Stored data
= = = = =

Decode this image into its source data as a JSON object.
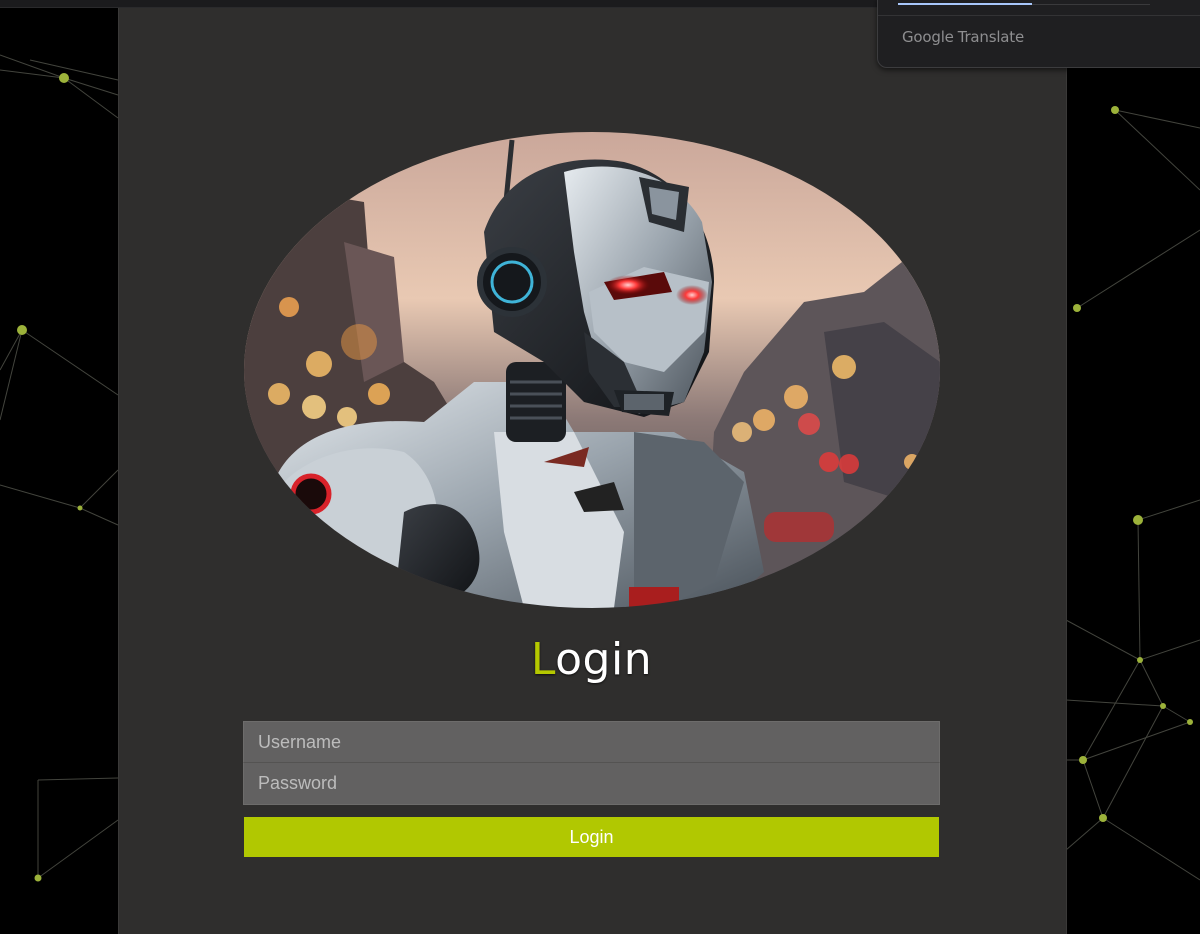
{
  "translate_popup": {
    "brand_google": "Google",
    "brand_translate": "Translate"
  },
  "login": {
    "title_first_letter": "L",
    "title_rest": "ogin",
    "username_placeholder": "Username",
    "password_placeholder": "Password",
    "button_label": "Login"
  },
  "colors": {
    "accent": "#b1c801",
    "panel_bg": "#2f2e2d",
    "input_bg": "#626161",
    "page_bg": "#000000"
  },
  "icons": {
    "hero_image": "robot-illustration"
  }
}
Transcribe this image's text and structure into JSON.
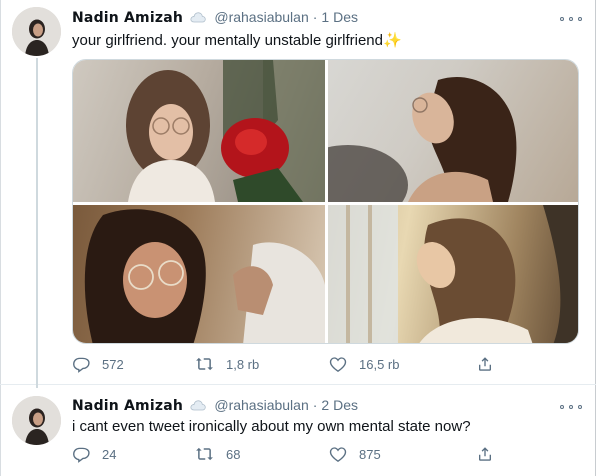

= = = = =

Given instruction: Leave out the pictures and output the rest of the material exactly as written.

The solution:
Decode this image into its source data as a JSON object.
{
  "translate_popup": {
    "brand_google": "Google",
    "brand_translate": "Translate"
  },
  "login": {
    "title_first_letter": "L",
    "title_rest": "ogin",
    "username_placeholder": "Username",
    "password_placeholder": "Password",
    "button_label": "Login"
  },
  "colors": {
    "accent": "#b1c801",
    "panel_bg": "#2f2e2d",
    "input_bg": "#626161",
    "page_bg": "#000000"
  },
  "icons": {
    "hero_image": "robot-illustration"
  }
}
Transcribe this image's text and structure into JSON.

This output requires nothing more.